[THE TASK] Write the listing below out again exactly, dropping the images.

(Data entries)
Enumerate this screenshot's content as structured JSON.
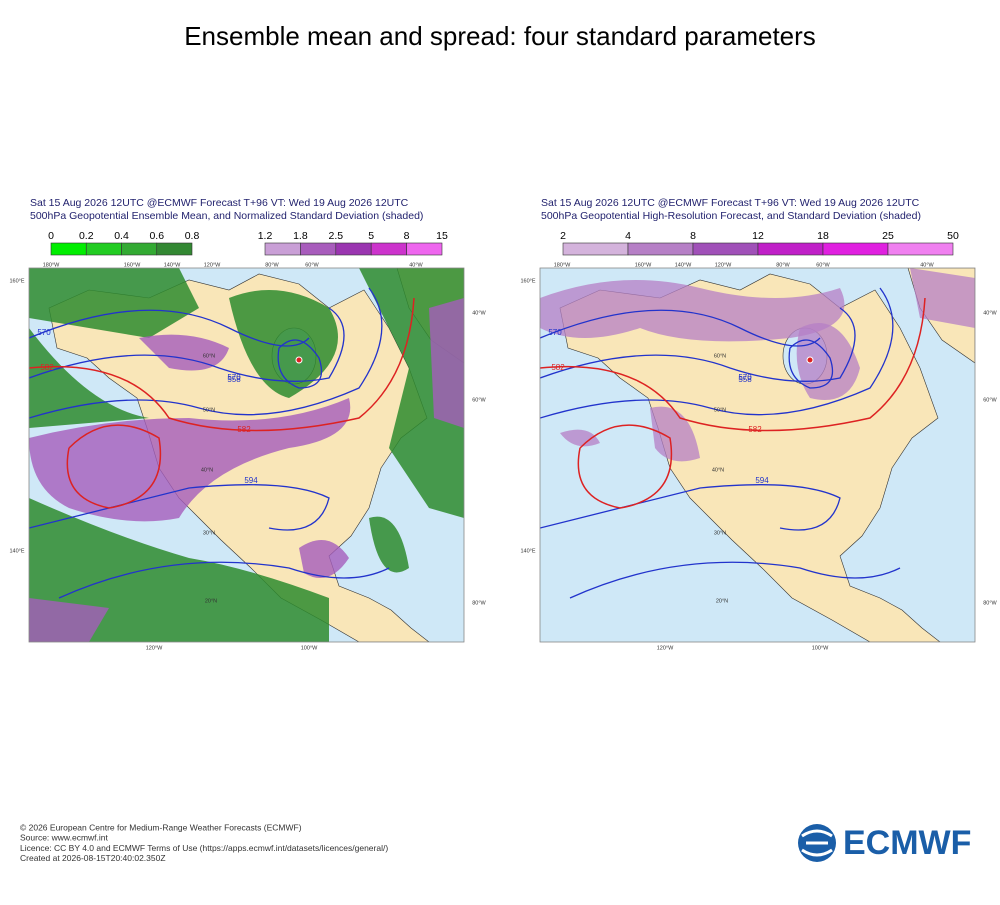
{
  "title": "Ensemble mean and spread: four standard parameters",
  "panels": [
    {
      "header": [
        "Sat 15 Aug 2026 12UTC @ECMWF Forecast T+96 VT: Wed 19 Aug 2026 12UTC",
        "500hPa Geopotential Ensemble Mean, and Normalized Standard Deviation (shaded)"
      ],
      "colorbars": [
        {
          "labels": [
            0,
            0.2,
            0.4,
            0.6,
            0.8
          ],
          "colors": [
            "#00ee00",
            "#22cc22",
            "#33aa33",
            "#338833"
          ]
        },
        {
          "labels": [
            1.2,
            1.8,
            2.5,
            5,
            8,
            15
          ],
          "colors": [
            "#c99fd6",
            "#a85cbc",
            "#9a35b0",
            "#cc33cc",
            "#ee66ee"
          ]
        }
      ],
      "map_labels": [
        "558",
        "570",
        "570",
        "582",
        "582",
        "594",
        "60°N",
        "50°N",
        "40°N",
        "30°N",
        "20°N",
        "180°W",
        "160°W",
        "140°W",
        "120°W",
        "80°W",
        "60°W",
        "40°W",
        "160°E",
        "140°E",
        "40°W",
        "60°W",
        "80°W",
        "120°W",
        "100°W"
      ]
    },
    {
      "header": [
        "Sat 15 Aug 2026 12UTC @ECMWF Forecast T+96 VT: Wed 19 Aug 2026 12UTC",
        "500hPa Geopotential High-Resolution Forecast, and Standard Deviation (shaded)"
      ],
      "colorbars": [
        {
          "labels": [
            2,
            4,
            8,
            12,
            18,
            25,
            50
          ],
          "colors": [
            "#d4b3dc",
            "#b67fc6",
            "#a050b8",
            "#c020c8",
            "#e020e0",
            "#f080f0"
          ]
        }
      ],
      "map_labels": [
        "558",
        "570",
        "570",
        "582",
        "582",
        "594",
        "60°N",
        "50°N",
        "40°N",
        "30°N",
        "20°N",
        "180°W",
        "160°W",
        "140°W",
        "120°W",
        "80°W",
        "60°W",
        "40°W",
        "160°E",
        "140°E",
        "40°W",
        "60°W",
        "80°W",
        "120°W",
        "100°W"
      ]
    }
  ],
  "footer": [
    "© 2026 European Centre for Medium-Range Weather Forecasts (ECMWF)",
    "Source: www.ecmwf.int",
    "Licence: CC BY 4.0 and ECMWF Terms of Use (https://apps.ecmwf.int/datasets/licences/general/)",
    "Created at 2026-08-15T20:40:02.350Z"
  ],
  "logo": "ECMWF"
}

[ANSWER TO THIS EXERCISE]
Enumerate this screenshot's content as structured JSON.
{
  "title": "Ensemble mean and spread: four standard parameters",
  "panels": [
    {
      "header": [
        "Sat 15 Aug 2026 12UTC @ECMWF Forecast T+96 VT: Wed 19 Aug 2026 12UTC",
        "500hPa Geopotential Ensemble Mean, and Normalized Standard Deviation (shaded)"
      ],
      "colorbars": [
        {
          "labels": [
            0,
            0.2,
            0.4,
            0.6,
            0.8
          ],
          "colors": [
            "#00ee00",
            "#22cc22",
            "#33aa33",
            "#338833"
          ]
        },
        {
          "labels": [
            1.2,
            1.8,
            2.5,
            5,
            8,
            15
          ],
          "colors": [
            "#c99fd6",
            "#a85cbc",
            "#9a35b0",
            "#cc33cc",
            "#ee66ee"
          ]
        }
      ],
      "map_labels": [
        "558",
        "570",
        "570",
        "582",
        "582",
        "594",
        "60°N",
        "50°N",
        "40°N",
        "30°N",
        "20°N",
        "180°W",
        "160°W",
        "140°W",
        "120°W",
        "80°W",
        "60°W",
        "40°W",
        "160°E",
        "140°E",
        "40°W",
        "60°W",
        "80°W",
        "120°W",
        "100°W"
      ]
    },
    {
      "header": [
        "Sat 15 Aug 2026 12UTC @ECMWF Forecast T+96 VT: Wed 19 Aug 2026 12UTC",
        "500hPa Geopotential High-Resolution Forecast, and Standard Deviation (shaded)"
      ],
      "colorbars": [
        {
          "labels": [
            2,
            4,
            8,
            12,
            18,
            25,
            50
          ],
          "colors": [
            "#d4b3dc",
            "#b67fc6",
            "#a050b8",
            "#c020c8",
            "#e020e0",
            "#f080f0"
          ]
        }
      ],
      "map_labels": [
        "558",
        "570",
        "570",
        "582",
        "582",
        "594",
        "60°N",
        "50°N",
        "40°N",
        "30°N",
        "20°N",
        "180°W",
        "160°W",
        "140°W",
        "120°W",
        "80°W",
        "60°W",
        "40°W",
        "160°E",
        "140°E",
        "40°W",
        "60°W",
        "80°W",
        "120°W",
        "100°W"
      ]
    }
  ],
  "footer": [
    "© 2026 European Centre for Medium-Range Weather Forecasts (ECMWF)",
    "Source: www.ecmwf.int",
    "Licence: CC BY 4.0 and ECMWF Terms of Use (https://apps.ecmwf.int/datasets/licences/general/)",
    "Created at 2026-08-15T20:40:02.350Z"
  ],
  "logo": "ECMWF"
}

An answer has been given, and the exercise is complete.